▶ **Problem**
Leave out the pictures, then return the records word for word.

▶ **Source data**
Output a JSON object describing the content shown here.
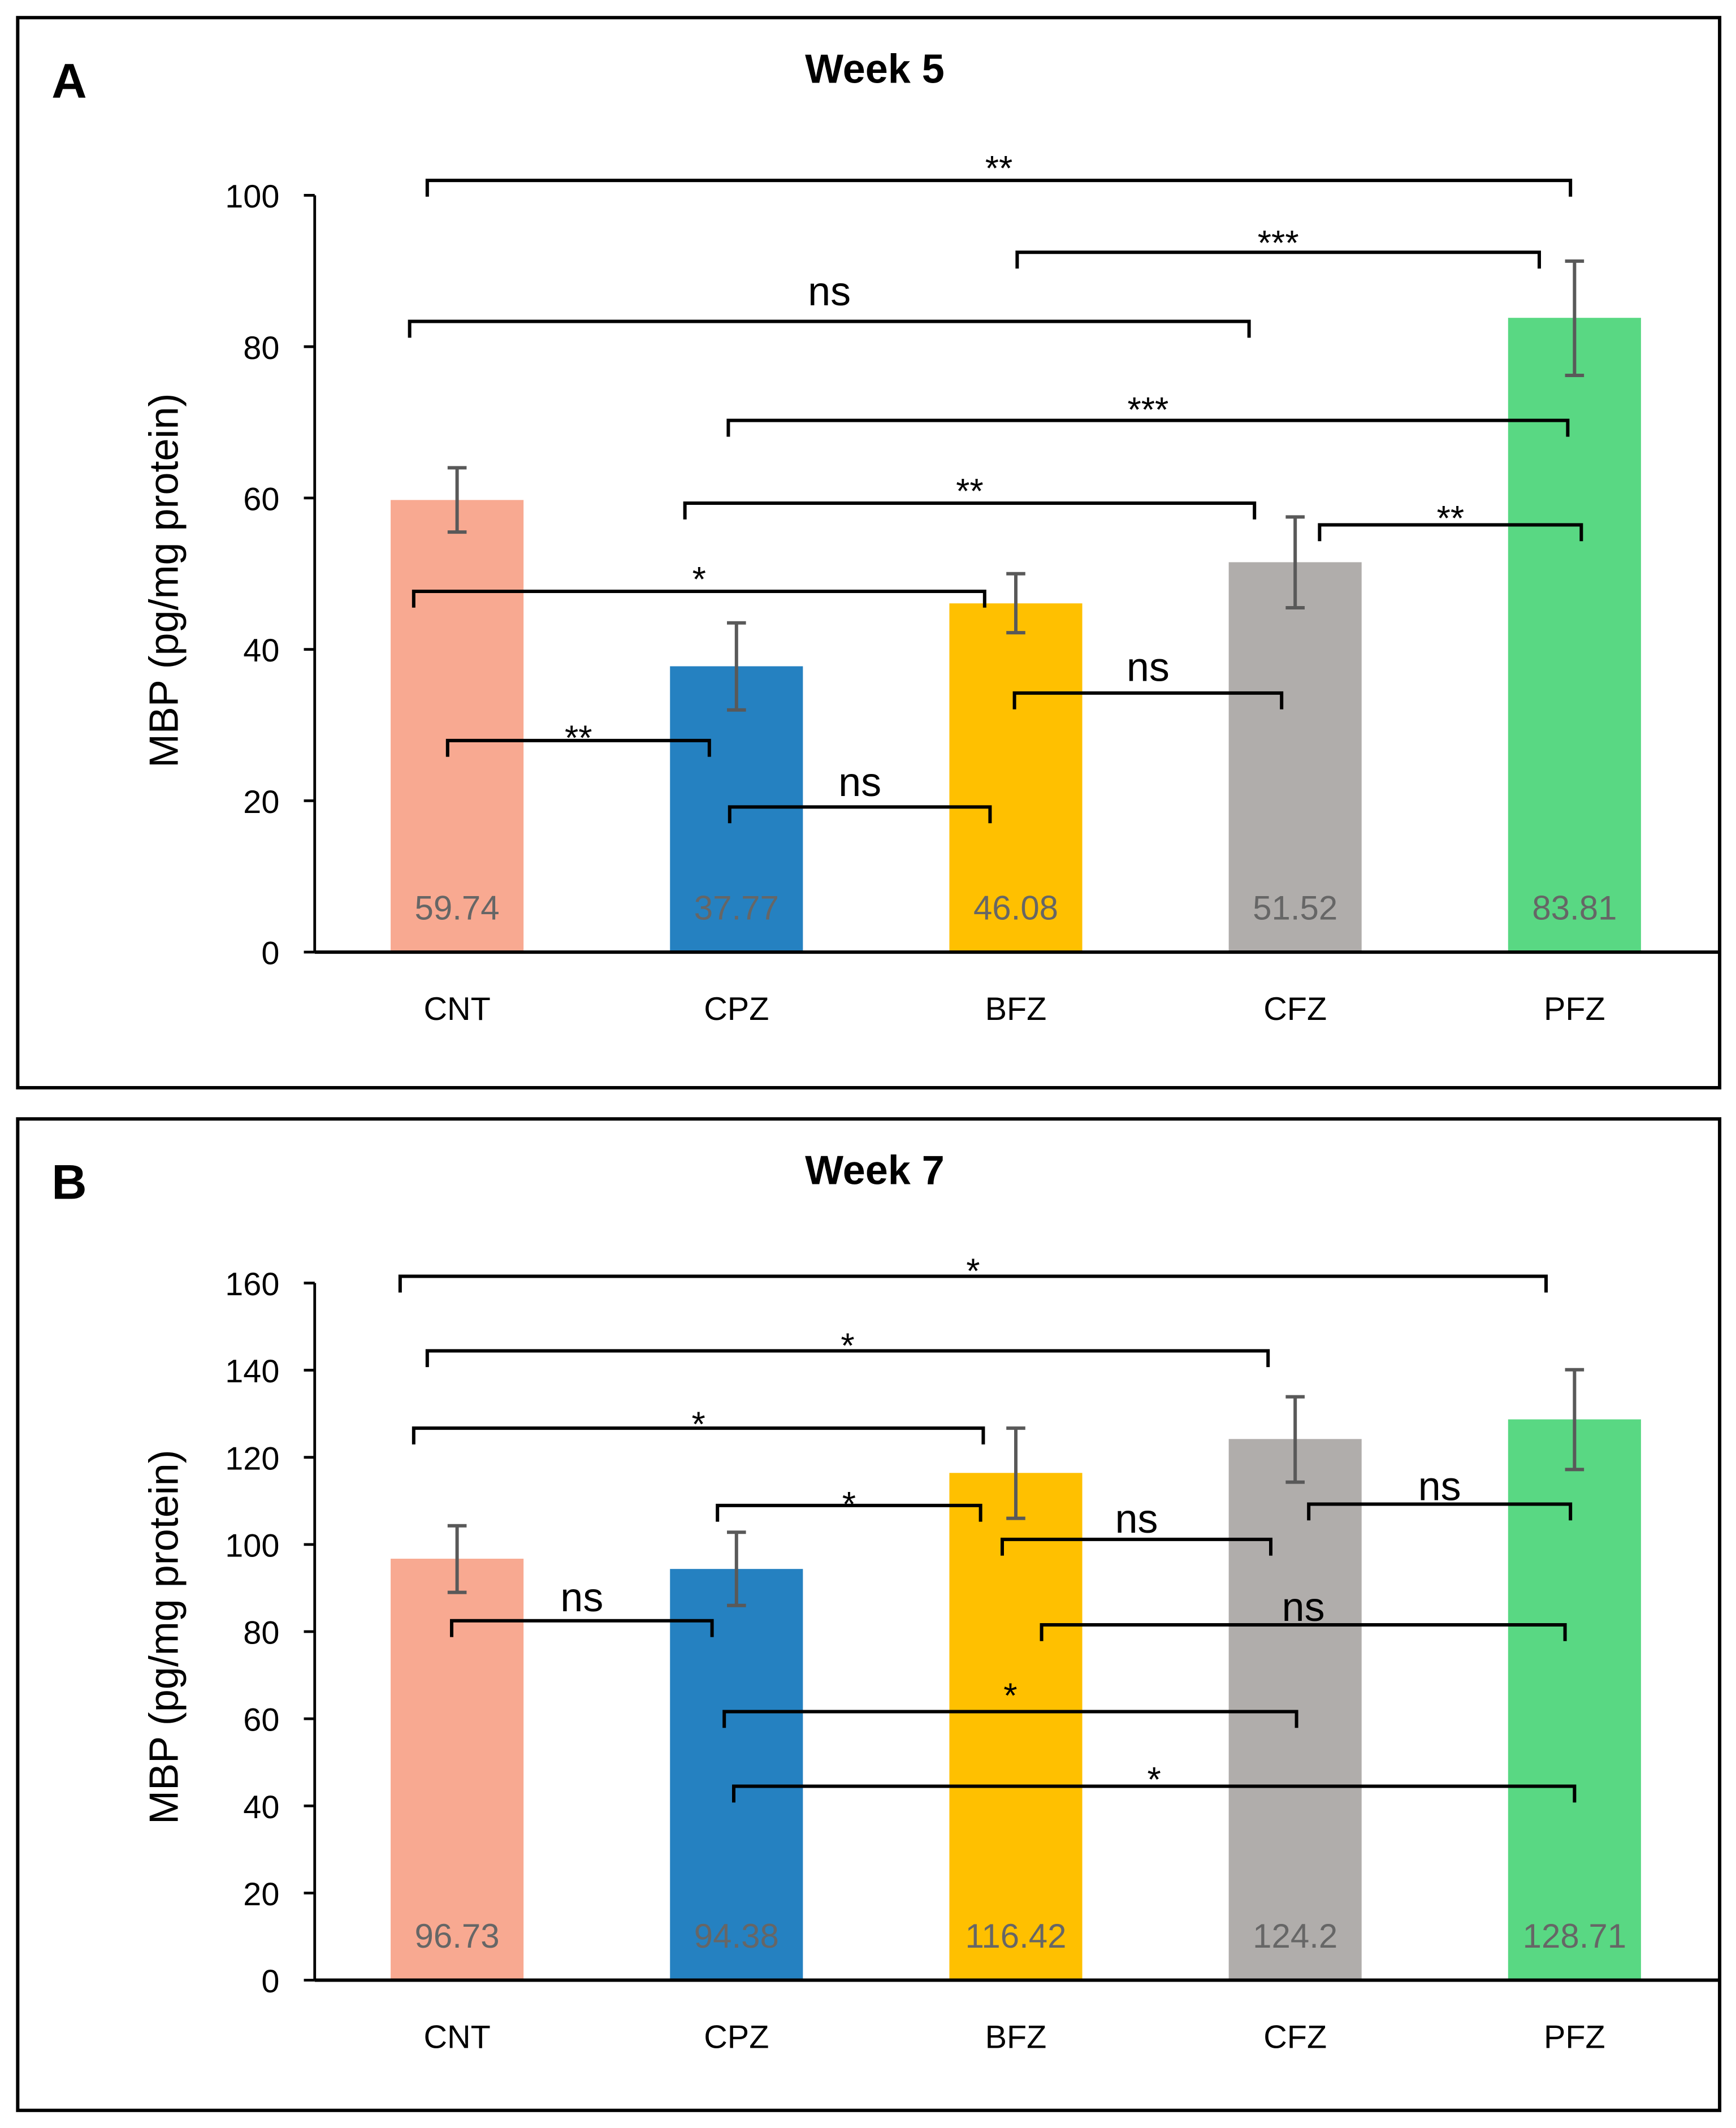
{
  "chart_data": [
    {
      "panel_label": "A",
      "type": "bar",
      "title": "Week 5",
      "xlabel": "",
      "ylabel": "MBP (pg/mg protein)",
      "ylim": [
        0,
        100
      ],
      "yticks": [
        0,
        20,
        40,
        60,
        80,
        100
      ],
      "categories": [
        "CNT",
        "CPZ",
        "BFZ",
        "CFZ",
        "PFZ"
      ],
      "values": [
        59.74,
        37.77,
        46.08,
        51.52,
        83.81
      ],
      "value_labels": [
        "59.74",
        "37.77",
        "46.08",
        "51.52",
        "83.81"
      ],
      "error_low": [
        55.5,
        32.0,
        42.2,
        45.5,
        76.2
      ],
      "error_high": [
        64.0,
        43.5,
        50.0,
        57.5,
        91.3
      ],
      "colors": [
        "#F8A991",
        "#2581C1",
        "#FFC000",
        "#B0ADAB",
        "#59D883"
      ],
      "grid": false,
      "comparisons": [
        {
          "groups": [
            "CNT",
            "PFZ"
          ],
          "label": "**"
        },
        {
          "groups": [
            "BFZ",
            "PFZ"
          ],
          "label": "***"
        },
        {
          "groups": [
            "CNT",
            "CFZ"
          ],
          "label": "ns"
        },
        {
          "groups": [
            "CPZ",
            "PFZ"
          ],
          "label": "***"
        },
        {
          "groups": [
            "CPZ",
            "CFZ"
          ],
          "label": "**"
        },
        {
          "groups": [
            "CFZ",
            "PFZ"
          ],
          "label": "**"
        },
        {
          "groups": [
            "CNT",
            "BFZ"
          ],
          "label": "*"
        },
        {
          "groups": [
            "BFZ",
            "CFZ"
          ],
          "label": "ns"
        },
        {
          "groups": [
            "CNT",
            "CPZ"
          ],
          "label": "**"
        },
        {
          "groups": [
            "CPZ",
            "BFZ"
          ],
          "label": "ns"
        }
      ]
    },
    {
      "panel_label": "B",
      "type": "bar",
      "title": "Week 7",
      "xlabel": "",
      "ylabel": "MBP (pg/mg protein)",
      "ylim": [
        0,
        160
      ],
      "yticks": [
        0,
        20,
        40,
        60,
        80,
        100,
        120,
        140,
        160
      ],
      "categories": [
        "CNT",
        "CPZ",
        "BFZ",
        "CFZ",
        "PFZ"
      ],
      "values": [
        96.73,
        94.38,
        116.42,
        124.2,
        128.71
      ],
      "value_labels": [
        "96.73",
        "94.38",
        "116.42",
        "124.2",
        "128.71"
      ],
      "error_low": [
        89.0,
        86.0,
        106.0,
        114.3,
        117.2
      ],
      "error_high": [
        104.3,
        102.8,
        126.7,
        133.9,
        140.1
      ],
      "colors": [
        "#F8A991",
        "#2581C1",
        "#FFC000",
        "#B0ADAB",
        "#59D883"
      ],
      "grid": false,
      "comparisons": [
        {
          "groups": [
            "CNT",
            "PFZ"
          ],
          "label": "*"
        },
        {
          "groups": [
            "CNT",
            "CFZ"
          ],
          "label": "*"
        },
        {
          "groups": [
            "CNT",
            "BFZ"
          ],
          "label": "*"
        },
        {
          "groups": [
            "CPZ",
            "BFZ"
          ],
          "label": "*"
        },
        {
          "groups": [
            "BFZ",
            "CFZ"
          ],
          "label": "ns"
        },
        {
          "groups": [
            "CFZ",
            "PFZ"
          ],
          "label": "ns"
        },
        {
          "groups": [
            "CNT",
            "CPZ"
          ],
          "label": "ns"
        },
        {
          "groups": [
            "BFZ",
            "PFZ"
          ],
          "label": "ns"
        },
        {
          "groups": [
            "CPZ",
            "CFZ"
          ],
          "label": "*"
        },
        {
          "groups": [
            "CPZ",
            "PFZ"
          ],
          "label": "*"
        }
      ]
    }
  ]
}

▶ **Output below**
Output a JSON object describing the content shown here.
{
  "chart_data": [
    {
      "panel_label": "A",
      "type": "bar",
      "title": "Week 5",
      "xlabel": "",
      "ylabel": "MBP (pg/mg protein)",
      "ylim": [
        0,
        100
      ],
      "yticks": [
        0,
        20,
        40,
        60,
        80,
        100
      ],
      "categories": [
        "CNT",
        "CPZ",
        "BFZ",
        "CFZ",
        "PFZ"
      ],
      "values": [
        59.74,
        37.77,
        46.08,
        51.52,
        83.81
      ],
      "value_labels": [
        "59.74",
        "37.77",
        "46.08",
        "51.52",
        "83.81"
      ],
      "error_low": [
        55.5,
        32.0,
        42.2,
        45.5,
        76.2
      ],
      "error_high": [
        64.0,
        43.5,
        50.0,
        57.5,
        91.3
      ],
      "colors": [
        "#F8A991",
        "#2581C1",
        "#FFC000",
        "#B0ADAB",
        "#59D883"
      ],
      "grid": false,
      "comparisons": [
        {
          "groups": [
            "CNT",
            "PFZ"
          ],
          "label": "**"
        },
        {
          "groups": [
            "BFZ",
            "PFZ"
          ],
          "label": "***"
        },
        {
          "groups": [
            "CNT",
            "CFZ"
          ],
          "label": "ns"
        },
        {
          "groups": [
            "CPZ",
            "PFZ"
          ],
          "label": "***"
        },
        {
          "groups": [
            "CPZ",
            "CFZ"
          ],
          "label": "**"
        },
        {
          "groups": [
            "CFZ",
            "PFZ"
          ],
          "label": "**"
        },
        {
          "groups": [
            "CNT",
            "BFZ"
          ],
          "label": "*"
        },
        {
          "groups": [
            "BFZ",
            "CFZ"
          ],
          "label": "ns"
        },
        {
          "groups": [
            "CNT",
            "CPZ"
          ],
          "label": "**"
        },
        {
          "groups": [
            "CPZ",
            "BFZ"
          ],
          "label": "ns"
        }
      ]
    },
    {
      "panel_label": "B",
      "type": "bar",
      "title": "Week 7",
      "xlabel": "",
      "ylabel": "MBP (pg/mg protein)",
      "ylim": [
        0,
        160
      ],
      "yticks": [
        0,
        20,
        40,
        60,
        80,
        100,
        120,
        140,
        160
      ],
      "categories": [
        "CNT",
        "CPZ",
        "BFZ",
        "CFZ",
        "PFZ"
      ],
      "values": [
        96.73,
        94.38,
        116.42,
        124.2,
        128.71
      ],
      "value_labels": [
        "96.73",
        "94.38",
        "116.42",
        "124.2",
        "128.71"
      ],
      "error_low": [
        89.0,
        86.0,
        106.0,
        114.3,
        117.2
      ],
      "error_high": [
        104.3,
        102.8,
        126.7,
        133.9,
        140.1
      ],
      "colors": [
        "#F8A991",
        "#2581C1",
        "#FFC000",
        "#B0ADAB",
        "#59D883"
      ],
      "grid": false,
      "comparisons": [
        {
          "groups": [
            "CNT",
            "PFZ"
          ],
          "label": "*"
        },
        {
          "groups": [
            "CNT",
            "CFZ"
          ],
          "label": "*"
        },
        {
          "groups": [
            "CNT",
            "BFZ"
          ],
          "label": "*"
        },
        {
          "groups": [
            "CPZ",
            "BFZ"
          ],
          "label": "*"
        },
        {
          "groups": [
            "BFZ",
            "CFZ"
          ],
          "label": "ns"
        },
        {
          "groups": [
            "CFZ",
            "PFZ"
          ],
          "label": "ns"
        },
        {
          "groups": [
            "CNT",
            "CPZ"
          ],
          "label": "ns"
        },
        {
          "groups": [
            "BFZ",
            "PFZ"
          ],
          "label": "ns"
        },
        {
          "groups": [
            "CPZ",
            "CFZ"
          ],
          "label": "*"
        },
        {
          "groups": [
            "CPZ",
            "PFZ"
          ],
          "label": "*"
        }
      ]
    }
  ]
}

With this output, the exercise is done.